● **WHAT YOU SHOULD DO**:
Give the number of lines in the records below that include "JSON", and nothing more.

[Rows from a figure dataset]
====================

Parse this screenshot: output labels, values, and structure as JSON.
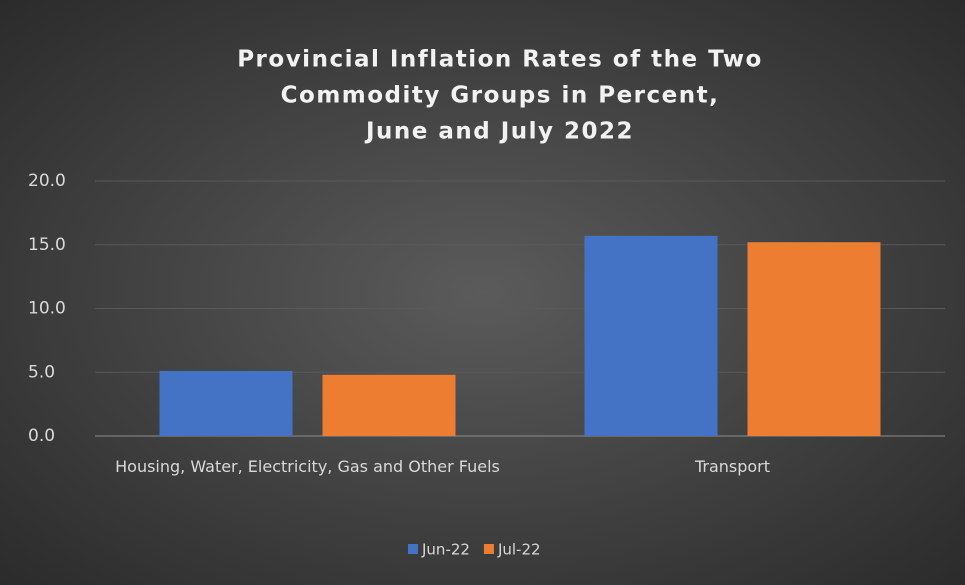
{
  "chart_data": {
    "type": "bar",
    "title": [
      "Provincial Inflation Rates of the Two",
      "Commodity Groups in Percent,",
      "June and July 2022"
    ],
    "categories": [
      "Housing, Water, Electricity, Gas and Other Fuels",
      "Transport"
    ],
    "series": [
      {
        "name": "Jun-22",
        "color": "#4472c4",
        "values": [
          5.1,
          15.7
        ]
      },
      {
        "name": "Jul-22",
        "color": "#ed7d31",
        "values": [
          4.8,
          15.2
        ]
      }
    ],
    "ylim": [
      0,
      20
    ],
    "yticks": [
      {
        "value": 0,
        "label": "0.0"
      },
      {
        "value": 5,
        "label": "5.0"
      },
      {
        "value": 10,
        "label": "10.0"
      },
      {
        "value": 15,
        "label": "15.0"
      },
      {
        "value": 20,
        "label": "20.0"
      }
    ],
    "grid": true,
    "legend": "bottom"
  }
}
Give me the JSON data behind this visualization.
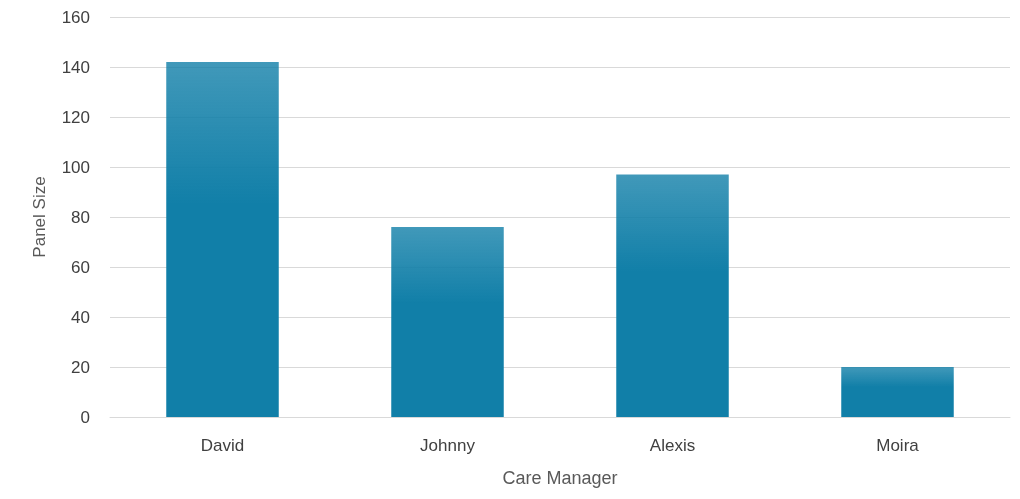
{
  "chart_data": {
    "type": "bar",
    "xlabel": "Care Manager",
    "ylabel": "Panel Size",
    "categories": [
      "David",
      "Johnny",
      "Alexis",
      "Moira"
    ],
    "values": [
      142,
      76,
      97,
      20
    ],
    "color": "#117fa8",
    "ylim": [
      0,
      160
    ],
    "yticks": [
      0,
      20,
      40,
      60,
      80,
      100,
      120,
      140,
      160
    ],
    "grid": "y"
  }
}
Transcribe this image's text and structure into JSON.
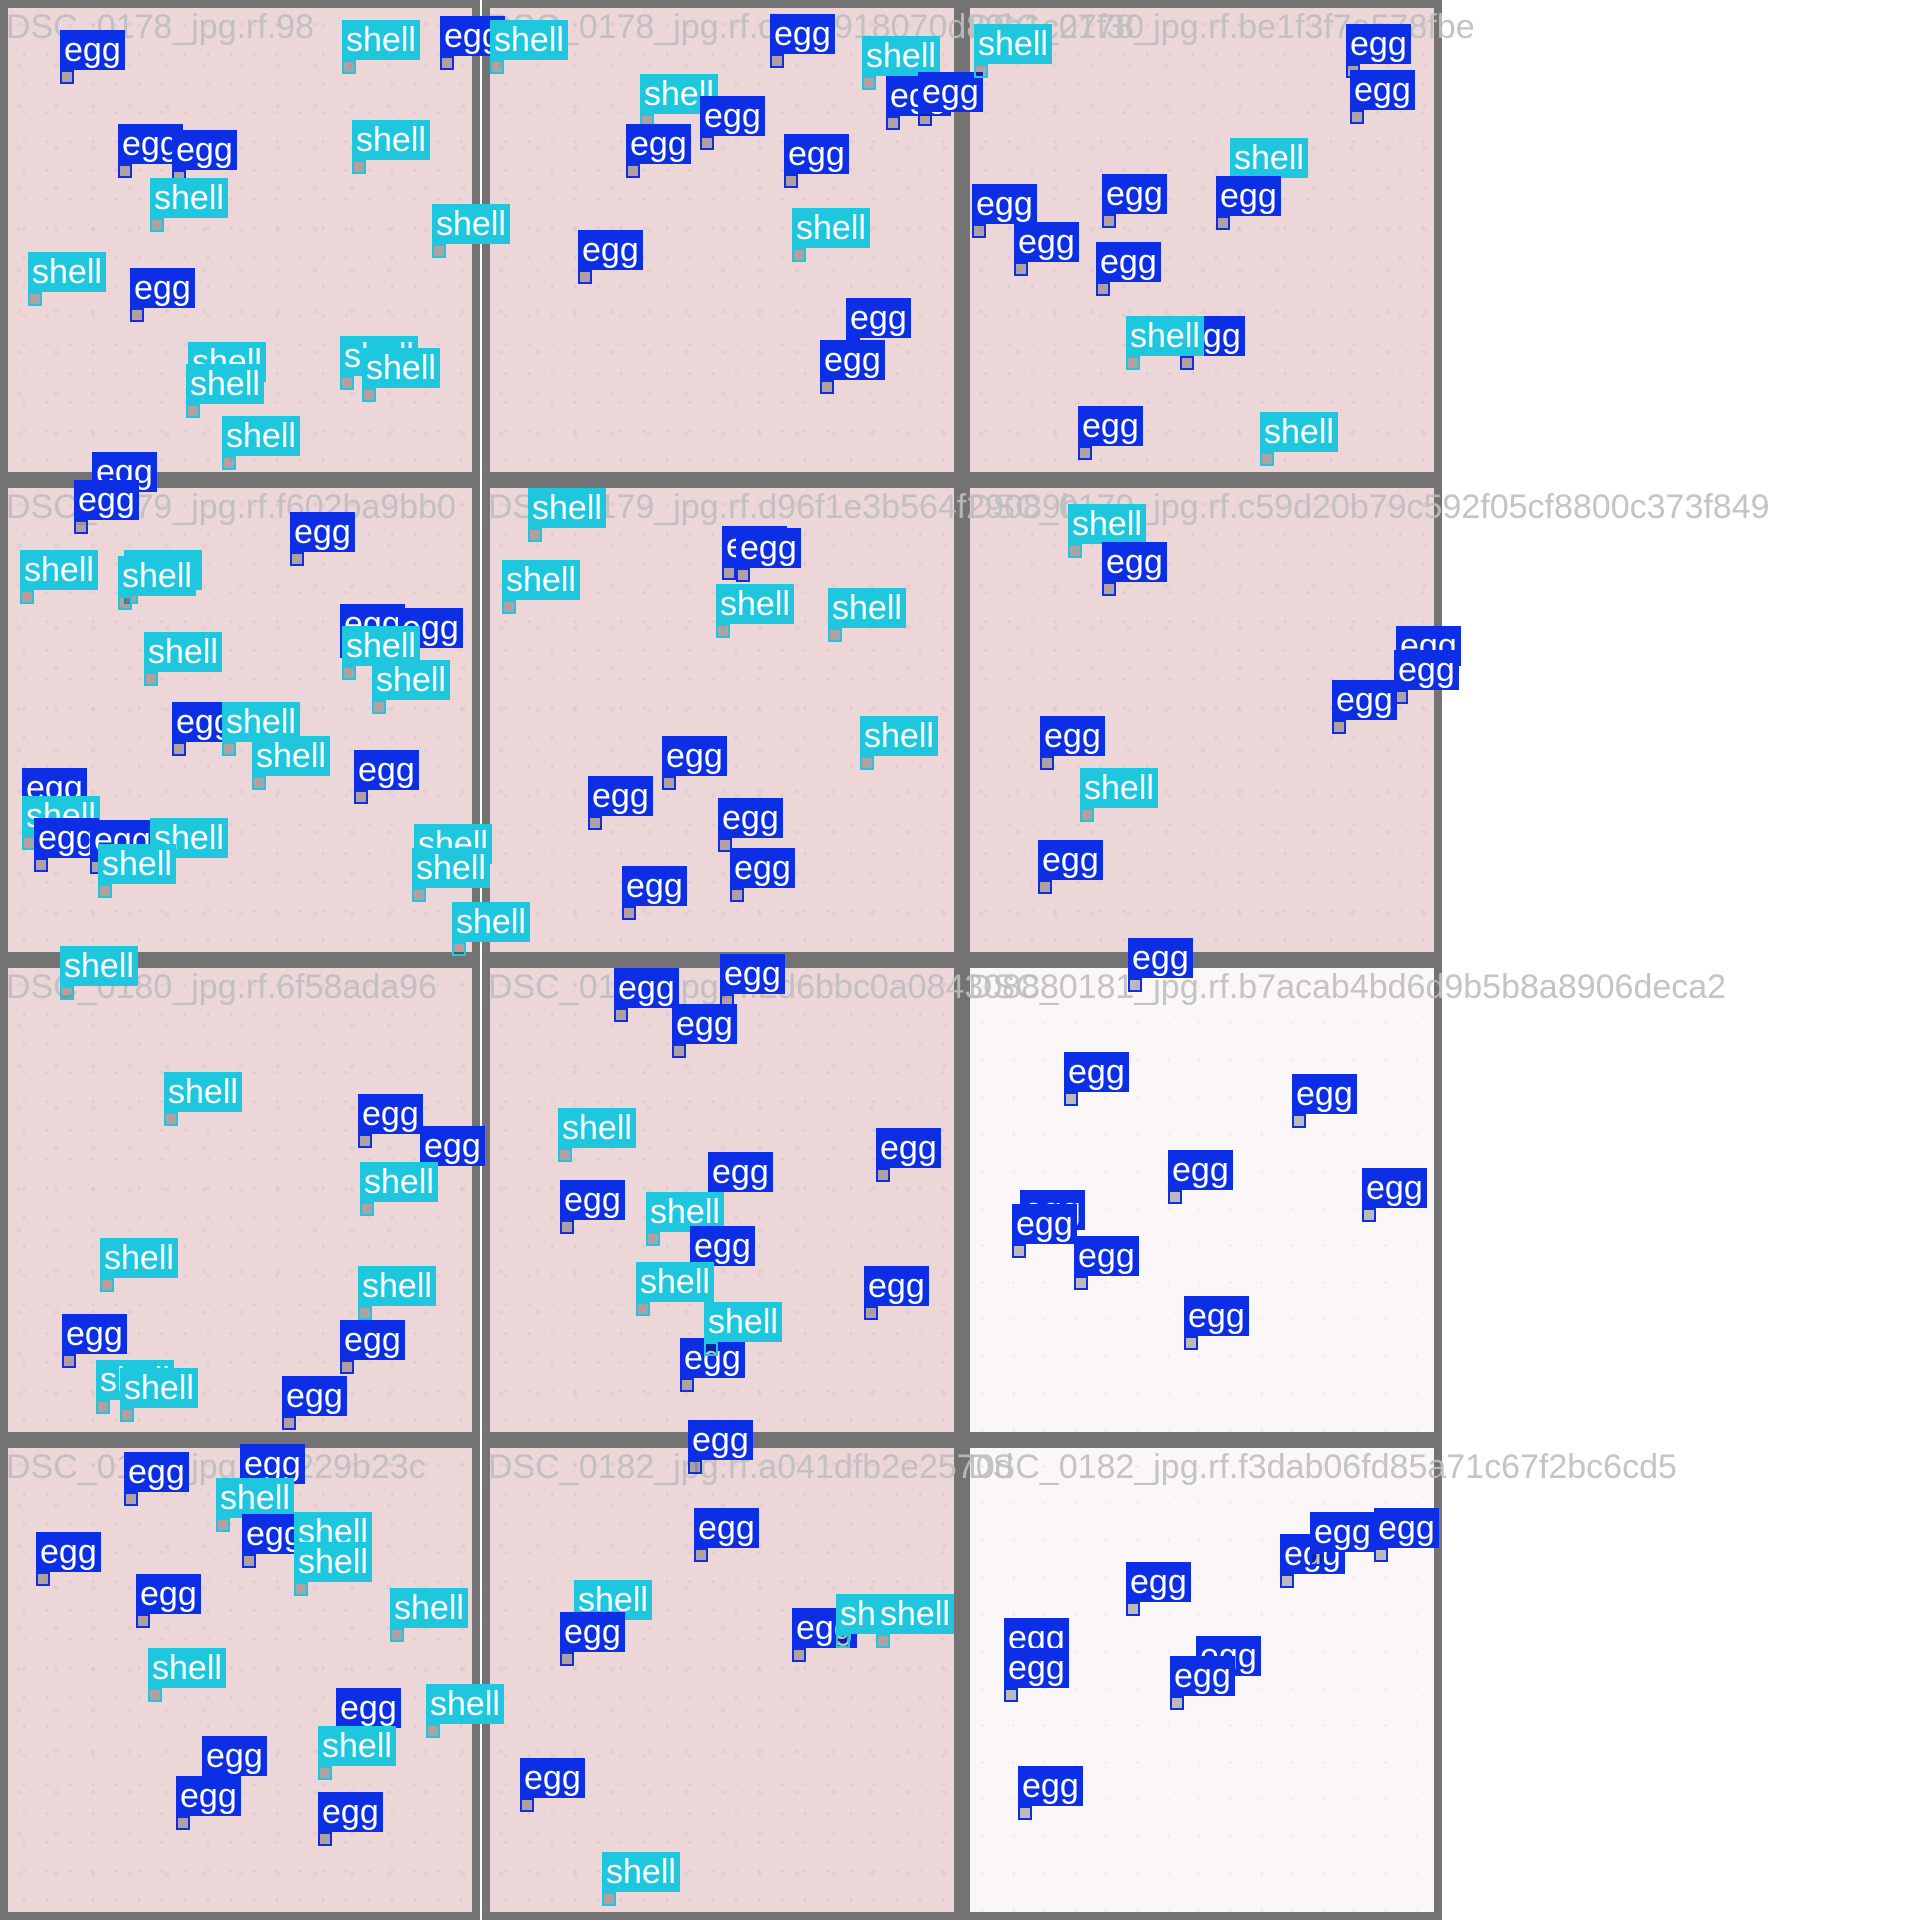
{
  "colors": {
    "egg": "#0c2fe6",
    "shell": "#1ec6de",
    "tile_border": "#737373"
  },
  "tiles": [
    {
      "title": "DSC_0178_jpg.rf.98",
      "bg": "pink",
      "labels": [
        [
          "egg",
          60,
          30
        ],
        [
          "shell",
          342,
          20
        ],
        [
          "egg",
          440,
          16
        ],
        [
          "egg",
          118,
          124
        ],
        [
          "egg",
          172,
          130
        ],
        [
          "shell",
          150,
          178
        ],
        [
          "shell",
          352,
          120
        ],
        [
          "shell",
          432,
          204
        ],
        [
          "shell",
          28,
          252
        ],
        [
          "egg",
          130,
          268
        ],
        [
          "shell",
          188,
          342
        ],
        [
          "shell",
          340,
          336
        ],
        [
          "shell",
          362,
          348
        ],
        [
          "shell",
          186,
          364
        ],
        [
          "shell",
          222,
          416
        ]
      ]
    },
    {
      "title": "DSC_0178_jpg.rf.d9e4918070d80b1c27f30",
      "bg": "pink",
      "labels": [
        [
          "shell",
          490,
          20
        ],
        [
          "egg",
          770,
          14
        ],
        [
          "shell",
          862,
          36
        ],
        [
          "egg",
          886,
          76
        ],
        [
          "egg",
          918,
          72
        ],
        [
          "shell",
          640,
          74
        ],
        [
          "egg",
          700,
          96
        ],
        [
          "egg",
          626,
          124
        ],
        [
          "egg",
          784,
          134
        ],
        [
          "shell",
          792,
          208
        ],
        [
          "egg",
          578,
          230
        ],
        [
          "egg",
          846,
          298
        ],
        [
          "egg",
          820,
          340
        ]
      ]
    },
    {
      "title": "DSC_0178_jpg.rf.be1f3f7a578fbe",
      "bg": "pink",
      "labels": [
        [
          "shell",
          974,
          24
        ],
        [
          "egg",
          1346,
          24
        ],
        [
          "egg",
          1350,
          70
        ],
        [
          "egg",
          1102,
          174
        ],
        [
          "shell",
          1230,
          138
        ],
        [
          "egg",
          1216,
          176
        ],
        [
          "egg",
          972,
          184
        ],
        [
          "egg",
          1014,
          222
        ],
        [
          "egg",
          1096,
          242
        ],
        [
          "egg",
          1180,
          316
        ],
        [
          "shell",
          1126,
          316
        ],
        [
          "egg",
          1078,
          406
        ],
        [
          "shell",
          1260,
          412
        ]
      ]
    },
    {
      "title": "DSC_0179_jpg.rf.f602ba9bb0",
      "bg": "pink",
      "labels": [
        [
          "egg",
          92,
          452
        ],
        [
          "egg",
          74,
          480
        ],
        [
          "egg",
          290,
          512
        ],
        [
          "shell",
          20,
          550
        ],
        [
          "shell",
          124,
          550
        ],
        [
          "shell",
          118,
          556
        ],
        [
          "shell",
          144,
          632
        ],
        [
          "egg",
          340,
          604
        ],
        [
          "egg",
          398,
          608
        ],
        [
          "shell",
          342,
          626
        ],
        [
          "shell",
          372,
          660
        ],
        [
          "egg",
          172,
          702
        ],
        [
          "shell",
          222,
          702
        ],
        [
          "shell",
          252,
          736
        ],
        [
          "egg",
          354,
          750
        ],
        [
          "egg",
          22,
          768
        ],
        [
          "shell",
          22,
          796
        ],
        [
          "egg",
          34,
          818
        ],
        [
          "egg",
          90,
          820
        ],
        [
          "shell",
          150,
          818
        ],
        [
          "shell",
          98,
          844
        ],
        [
          "shell",
          414,
          824
        ],
        [
          "shell",
          412,
          848
        ],
        [
          "shell",
          452,
          902
        ],
        [
          "shell",
          60,
          946
        ]
      ]
    },
    {
      "title": "DSC_0179_jpg.rf.d96f1e3b564f29089b",
      "bg": "pink",
      "labels": [
        [
          "shell",
          528,
          488
        ],
        [
          "egg",
          722,
          526
        ],
        [
          "egg",
          736,
          528
        ],
        [
          "shell",
          502,
          560
        ],
        [
          "shell",
          716,
          584
        ],
        [
          "shell",
          828,
          588
        ],
        [
          "shell",
          860,
          716
        ],
        [
          "egg",
          662,
          736
        ],
        [
          "egg",
          588,
          776
        ],
        [
          "egg",
          718,
          798
        ],
        [
          "egg",
          730,
          848
        ],
        [
          "egg",
          622,
          866
        ]
      ]
    },
    {
      "title": "DSC_0179_jpg.rf.c59d20b79c592f05cf8800c373f849",
      "bg": "pink",
      "labels": [
        [
          "shell",
          1068,
          504
        ],
        [
          "egg",
          1102,
          542
        ],
        [
          "egg",
          1396,
          626
        ],
        [
          "egg",
          1394,
          650
        ],
        [
          "egg",
          1332,
          680
        ],
        [
          "egg",
          1040,
          716
        ],
        [
          "shell",
          1080,
          768
        ],
        [
          "egg",
          1038,
          840
        ],
        [
          "egg",
          1128,
          938
        ]
      ]
    },
    {
      "title": "DSC_0180_jpg.rf.6f58ada96",
      "bg": "pink",
      "labels": [
        [
          "shell",
          164,
          1072
        ],
        [
          "egg",
          358,
          1094
        ],
        [
          "egg",
          420,
          1126
        ],
        [
          "shell",
          360,
          1162
        ],
        [
          "shell",
          100,
          1238
        ],
        [
          "shell",
          358,
          1266
        ],
        [
          "egg",
          62,
          1314
        ],
        [
          "egg",
          340,
          1320
        ],
        [
          "shell",
          96,
          1360
        ],
        [
          "shell",
          120,
          1368
        ],
        [
          "egg",
          282,
          1376
        ]
      ]
    },
    {
      "title": "DSC_0180_jpg.rf.2d6bbc0a08430888",
      "bg": "pink",
      "labels": [
        [
          "egg",
          614,
          968
        ],
        [
          "egg",
          720,
          954
        ],
        [
          "egg",
          672,
          1004
        ],
        [
          "shell",
          558,
          1108
        ],
        [
          "egg",
          876,
          1128
        ],
        [
          "egg",
          708,
          1152
        ],
        [
          "egg",
          560,
          1180
        ],
        [
          "shell",
          646,
          1192
        ],
        [
          "egg",
          690,
          1226
        ],
        [
          "shell",
          636,
          1262
        ],
        [
          "egg",
          864,
          1266
        ],
        [
          "egg",
          680,
          1338
        ],
        [
          "shell",
          704,
          1302
        ]
      ]
    },
    {
      "title": "DSC_0181_jpg.rf.b7acab4bd6d9b5b8a8906deca2",
      "bg": "white",
      "labels": [
        [
          "egg",
          1064,
          1052
        ],
        [
          "egg",
          1292,
          1074
        ],
        [
          "egg",
          1168,
          1150
        ],
        [
          "egg",
          1362,
          1168
        ],
        [
          "egg",
          1020,
          1190
        ],
        [
          "egg",
          1012,
          1204
        ],
        [
          "egg",
          1074,
          1236
        ],
        [
          "egg",
          1184,
          1296
        ]
      ]
    },
    {
      "title": "DSC_0181_jpg.rf.d229b23c",
      "bg": "pink",
      "labels": [
        [
          "egg",
          124,
          1452
        ],
        [
          "egg",
          240,
          1444
        ],
        [
          "shell",
          216,
          1478
        ],
        [
          "egg",
          242,
          1514
        ],
        [
          "shell",
          294,
          1512
        ],
        [
          "shell",
          294,
          1542
        ],
        [
          "egg",
          36,
          1532
        ],
        [
          "egg",
          136,
          1574
        ],
        [
          "shell",
          390,
          1588
        ],
        [
          "shell",
          148,
          1648
        ],
        [
          "egg",
          336,
          1688
        ],
        [
          "shell",
          426,
          1684
        ],
        [
          "egg",
          202,
          1736
        ],
        [
          "shell",
          318,
          1726
        ],
        [
          "egg",
          176,
          1776
        ],
        [
          "egg",
          318,
          1792
        ]
      ]
    },
    {
      "title": "DSC_0182_jpg.rf.a041dfb2e2570d",
      "bg": "pink",
      "labels": [
        [
          "egg",
          688,
          1420
        ],
        [
          "egg",
          694,
          1508
        ],
        [
          "shell",
          574,
          1580
        ],
        [
          "egg",
          560,
          1612
        ],
        [
          "egg",
          792,
          1608
        ],
        [
          "shell",
          836,
          1594
        ],
        [
          "shell",
          876,
          1594
        ],
        [
          "egg",
          520,
          1758
        ],
        [
          "shell",
          602,
          1852
        ]
      ]
    },
    {
      "title": "DSC_0182_jpg.rf.f3dab06fd85a71c67f2bc6cd5",
      "bg": "white",
      "labels": [
        [
          "egg",
          1126,
          1562
        ],
        [
          "egg",
          1280,
          1534
        ],
        [
          "egg",
          1310,
          1512
        ],
        [
          "egg",
          1374,
          1508
        ],
        [
          "egg",
          1004,
          1618
        ],
        [
          "egg",
          1004,
          1648
        ],
        [
          "egg",
          1196,
          1636
        ],
        [
          "egg",
          1170,
          1656
        ],
        [
          "egg",
          1018,
          1766
        ]
      ]
    }
  ]
}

====================

● **RESPONSE TO THIS EXERCISE**:
3